Dataset excerpt ->
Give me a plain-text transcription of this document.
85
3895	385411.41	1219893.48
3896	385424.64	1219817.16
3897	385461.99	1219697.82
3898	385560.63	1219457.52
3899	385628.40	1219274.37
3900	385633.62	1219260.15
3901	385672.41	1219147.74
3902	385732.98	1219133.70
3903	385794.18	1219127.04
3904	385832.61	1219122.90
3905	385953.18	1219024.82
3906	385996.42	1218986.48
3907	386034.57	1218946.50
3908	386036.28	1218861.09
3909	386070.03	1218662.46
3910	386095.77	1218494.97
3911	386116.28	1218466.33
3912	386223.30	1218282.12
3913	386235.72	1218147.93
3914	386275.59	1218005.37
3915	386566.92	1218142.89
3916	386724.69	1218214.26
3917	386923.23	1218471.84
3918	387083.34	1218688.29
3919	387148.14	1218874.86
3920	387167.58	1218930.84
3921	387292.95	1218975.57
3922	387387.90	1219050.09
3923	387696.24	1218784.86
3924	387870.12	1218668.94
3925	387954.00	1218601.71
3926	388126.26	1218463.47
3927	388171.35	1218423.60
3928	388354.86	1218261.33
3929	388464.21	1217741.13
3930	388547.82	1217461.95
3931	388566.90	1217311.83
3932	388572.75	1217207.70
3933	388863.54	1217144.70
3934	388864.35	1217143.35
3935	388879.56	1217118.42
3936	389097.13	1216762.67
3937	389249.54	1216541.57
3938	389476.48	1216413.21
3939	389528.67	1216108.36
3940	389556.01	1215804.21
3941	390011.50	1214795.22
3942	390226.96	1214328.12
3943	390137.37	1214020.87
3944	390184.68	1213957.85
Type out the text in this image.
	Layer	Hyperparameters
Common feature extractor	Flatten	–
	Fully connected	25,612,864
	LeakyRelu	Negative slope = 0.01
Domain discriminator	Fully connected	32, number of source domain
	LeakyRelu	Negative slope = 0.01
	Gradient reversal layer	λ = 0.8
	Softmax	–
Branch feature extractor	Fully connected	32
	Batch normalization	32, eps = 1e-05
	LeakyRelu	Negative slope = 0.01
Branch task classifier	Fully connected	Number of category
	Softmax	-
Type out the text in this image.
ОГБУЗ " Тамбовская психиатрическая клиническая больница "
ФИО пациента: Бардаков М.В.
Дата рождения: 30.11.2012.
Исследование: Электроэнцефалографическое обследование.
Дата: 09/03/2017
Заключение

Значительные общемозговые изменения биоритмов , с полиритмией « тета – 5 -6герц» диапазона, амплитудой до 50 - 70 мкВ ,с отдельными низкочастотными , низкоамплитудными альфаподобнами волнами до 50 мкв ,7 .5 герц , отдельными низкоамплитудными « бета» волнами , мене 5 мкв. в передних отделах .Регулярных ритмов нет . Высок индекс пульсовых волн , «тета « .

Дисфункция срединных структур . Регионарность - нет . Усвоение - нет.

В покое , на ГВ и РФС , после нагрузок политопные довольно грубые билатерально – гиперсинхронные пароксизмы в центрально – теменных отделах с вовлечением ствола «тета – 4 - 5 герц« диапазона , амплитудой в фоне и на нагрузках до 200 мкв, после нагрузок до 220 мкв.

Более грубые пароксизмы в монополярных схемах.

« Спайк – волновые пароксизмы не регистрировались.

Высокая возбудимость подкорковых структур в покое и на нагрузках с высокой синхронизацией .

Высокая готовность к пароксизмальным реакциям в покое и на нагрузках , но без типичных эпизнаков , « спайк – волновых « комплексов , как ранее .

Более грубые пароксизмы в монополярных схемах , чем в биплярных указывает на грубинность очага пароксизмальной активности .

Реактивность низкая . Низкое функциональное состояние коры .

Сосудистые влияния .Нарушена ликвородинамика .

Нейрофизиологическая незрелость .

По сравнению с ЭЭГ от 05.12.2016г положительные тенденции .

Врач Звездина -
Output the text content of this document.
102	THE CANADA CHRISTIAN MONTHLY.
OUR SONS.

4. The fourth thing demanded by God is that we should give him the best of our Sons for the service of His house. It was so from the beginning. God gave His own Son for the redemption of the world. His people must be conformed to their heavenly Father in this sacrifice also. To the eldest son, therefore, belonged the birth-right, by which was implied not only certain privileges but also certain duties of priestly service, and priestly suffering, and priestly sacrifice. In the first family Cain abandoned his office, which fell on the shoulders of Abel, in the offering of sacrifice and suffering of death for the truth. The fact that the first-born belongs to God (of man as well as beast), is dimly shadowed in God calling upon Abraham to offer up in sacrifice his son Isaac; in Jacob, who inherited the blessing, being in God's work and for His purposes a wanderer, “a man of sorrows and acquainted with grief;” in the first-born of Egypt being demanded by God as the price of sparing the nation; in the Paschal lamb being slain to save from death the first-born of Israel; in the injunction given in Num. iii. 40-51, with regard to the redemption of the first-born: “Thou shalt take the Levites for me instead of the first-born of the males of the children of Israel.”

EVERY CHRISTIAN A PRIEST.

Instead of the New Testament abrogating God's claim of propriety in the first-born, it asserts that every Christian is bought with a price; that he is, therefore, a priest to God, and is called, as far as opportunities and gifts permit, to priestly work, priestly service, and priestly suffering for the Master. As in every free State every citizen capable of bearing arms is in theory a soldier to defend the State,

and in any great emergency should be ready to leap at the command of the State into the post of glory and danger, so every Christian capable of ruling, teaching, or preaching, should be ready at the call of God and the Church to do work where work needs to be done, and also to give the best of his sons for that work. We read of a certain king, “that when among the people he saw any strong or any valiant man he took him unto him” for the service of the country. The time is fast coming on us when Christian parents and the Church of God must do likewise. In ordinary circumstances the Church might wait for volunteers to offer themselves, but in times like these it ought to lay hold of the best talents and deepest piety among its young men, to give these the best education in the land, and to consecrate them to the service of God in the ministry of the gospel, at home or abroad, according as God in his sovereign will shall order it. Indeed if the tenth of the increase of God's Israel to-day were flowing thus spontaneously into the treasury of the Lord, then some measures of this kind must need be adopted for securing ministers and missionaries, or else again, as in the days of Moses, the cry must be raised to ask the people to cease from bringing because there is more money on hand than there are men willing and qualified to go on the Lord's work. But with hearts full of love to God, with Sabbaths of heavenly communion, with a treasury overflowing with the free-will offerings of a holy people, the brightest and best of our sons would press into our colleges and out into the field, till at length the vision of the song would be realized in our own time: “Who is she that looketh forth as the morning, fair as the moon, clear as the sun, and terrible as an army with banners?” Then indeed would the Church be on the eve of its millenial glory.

Task details -> Using the data above, reproduce every line exactly.

Finished task ->
Give me a plain-text transcription of this document.
85
3895	385411.41	1219893.48
3896	385424.64	1219817.16
3897	385461.99	1219697.82
3898	385560.63	1219457.52
3899	385628.40	1219274.37
3900	385633.62	1219260.15
3901	385672.41	1219147.74
3902	385732.98	1219133.70
3903	385794.18	1219127.04
3904	385832.61	1219122.90
3905	385953.18	1219024.82
3906	385996.42	1218986.48
3907	386034.57	1218946.50
3908	386036.28	1218861.09
3909	386070.03	1218662.46
3910	386095.77	1218494.97
3911	386116.28	1218466.33
3912	386223.30	1218282.12
3913	386235.72	1218147.93
3914	386275.59	1218005.37
3915	386566.92	1218142.89
3916	386724.69	1218214.26
3917	386923.23	1218471.84
3918	387083.34	1218688.29
3919	387148.14	1218874.86
3920	387167.58	1218930.84
3921	387292.95	1218975.57
3922	387387.90	1219050.09
3923	387696.24	1218784.86
3924	387870.12	1218668.94
3925	387954.00	1218601.71
3926	388126.26	1218463.47
3927	388171.35	1218423.60
3928	388354.86	1218261.33
3929	388464.21	1217741.13
3930	388547.82	1217461.95
3931	388566.90	1217311.83
3932	388572.75	1217207.70
3933	388863.54	1217144.70
3934	388864.35	1217143.35
3935	388879.56	1217118.42
3936	389097.13	1216762.67
3937	389249.54	1216541.57
3938	389476.48	1216413.21
3939	389528.67	1216108.36
3940	389556.01	1215804.21
3941	390011.50	1214795.22
3942	390226.96	1214328.12
3943	390137.37	1214020.87
3944	390184.68	1213957.85
Type out the text in this image.
	Layer	Hyperparameters
Common feature extractor	Flatten	–
	Fully connected	25,612,864
	LeakyRelu	Negative slope = 0.01
Domain discriminator	Fully connected	32, number of source domain
	LeakyRelu	Negative slope = 0.01
	Gradient reversal layer	λ = 0.8
	Softmax	–
Branch feature extractor	Fully connected	32
	Batch normalization	32, eps = 1e-05
	LeakyRelu	Negative slope = 0.01
Branch task classifier	Fully connected	Number of category
	Softmax	-
Type out the text in this image.
ОГБУЗ " Тамбовская психиатрическая клиническая больница "
ФИО пациента: Бардаков М.В.
Дата рождения: 30.11.2012.
Исследование: Электроэнцефалографическое обследование.
Дата: 09/03/2017
Заключение

Значительные общемозговые изменения биоритмов , с полиритмией « тета – 5 -6герц» диапазона, амплитудой до 50 - 70 мкВ ,с отдельными низкочастотными , низкоамплитудными альфаподобнами волнами до 50 мкв ,7 .5 герц , отдельными низкоамплитудными « бета» волнами , мене 5 мкв. в передних отделах .Регулярных ритмов нет . Высок индекс пульсовых волн , «тета « .

Дисфункция срединных структур . Регионарность - нет . Усвоение - нет.

В покое , на ГВ и РФС , после нагрузок политопные довольно грубые билатерально – гиперсинхронные пароксизмы в центрально – теменных отделах с вовлечением ствола «тета – 4 - 5 герц« диапазона , амплитудой в фоне и на нагрузках до 200 мкв, после нагрузок до 220 мкв.

Более грубые пароксизмы в монополярных схемах.

« Спайк – волновые пароксизмы не регистрировались.

Высокая возбудимость подкорковых структур в покое и на нагрузках с высокой синхронизацией .

Высокая готовность к пароксизмальным реакциям в покое и на нагрузках , но без типичных эпизнаков , « спайк – волновых « комплексов , как ранее .

Более грубые пароксизмы в монополярных схемах , чем в биплярных указывает на грубинность очага пароксизмальной активности .

Реактивность низкая . Низкое функциональное состояние коры .

Сосудистые влияния .Нарушена ликвородинамика .

Нейрофизиологическая незрелость .

По сравнению с ЭЭГ от 05.12.2016г положительные тенденции .

Врач Звездина -
Output the text content of this document.
102	THE CANADA CHRISTIAN MONTHLY.
OUR SONS.

4. The fourth thing demanded by God is that we should give him the best of our Sons for the service of His house. It was so from the beginning. God gave His own Son for the redemption of the world. His people must be conformed to their heavenly Father in this sacrifice also. To the eldest son, therefore, belonged the birth-right, by which was implied not only certain privileges but also certain duties of priestly service, and priestly suffering, and priestly sacrifice. In the first family Cain abandoned his office, which fell on the shoulders of Abel, in the offering of sacrifice and suffering of death for the truth. The fact that the first-born belongs to God (of man as well as beast), is dimly shadowed in God calling upon Abraham to offer up in sacrifice his son Isaac; in Jacob, who inherited the blessing, being in God's work and for His purposes a wanderer, “a man of sorrows and acquainted with grief;” in the first-born of Egypt being demanded by God as the price of sparing the nation; in the Paschal lamb being slain to save from death the first-born of Israel; in the injunction given in Num. iii. 40-51, with regard to the redemption of the first-born: “Thou shalt take the Levites for me instead of the first-born of the males of the children of Israel.”

EVERY CHRISTIAN A PRIEST.

Instead of the New Testament abrogating God's claim of propriety in the first-born, it asserts that every Christian is bought with a price; that he is, therefore, a priest to God, and is called, as far as opportunities and gifts permit, to priestly work, priestly service, and priestly suffering for the Master. As in every free State every citizen capable of bearing arms is in theory a soldier to defend the State,

and in any great emergency should be ready to leap at the command of the State into the post of glory and danger, so every Christian capable of ruling, teaching, or preaching, should be ready at the call of God and the Church to do work where work needs to be done, and also to give the best of his sons for that work. We read of a certain king, “that when among the people he saw any strong or any valiant man he took him unto him” for the service of the country. The time is fast coming on us when Christian parents and the Church of God must do likewise. In ordinary circumstances the Church might wait for volunteers to offer themselves, but in times like these it ought to lay hold of the best talents and deepest piety among its young men, to give these the best education in the land, and to consecrate them to the service of God in the ministry of the gospel, at home or abroad, according as God in his sovereign will shall order it. Indeed if the tenth of the increase of God's Israel to-day were flowing thus spontaneously into the treasury of the Lord, then some measures of this kind must need be adopted for securing ministers and missionaries, or else again, as in the days of Moses, the cry must be raised to ask the people to cease from bringing because there is more money on hand than there are men willing and qualified to go on the Lord's work. But with hearts full of love to God, with Sabbaths of heavenly communion, with a treasury overflowing with the free-will offerings of a holy people, the brightest and best of our sons would press into our colleges and out into the field, till at length the vision of the song would be realized in our own time: “Who is she that looketh forth as the morning, fair as the moon, clear as the sun, and terrible as an army with banners?” Then indeed would the Church be on the eve of its millenial glory.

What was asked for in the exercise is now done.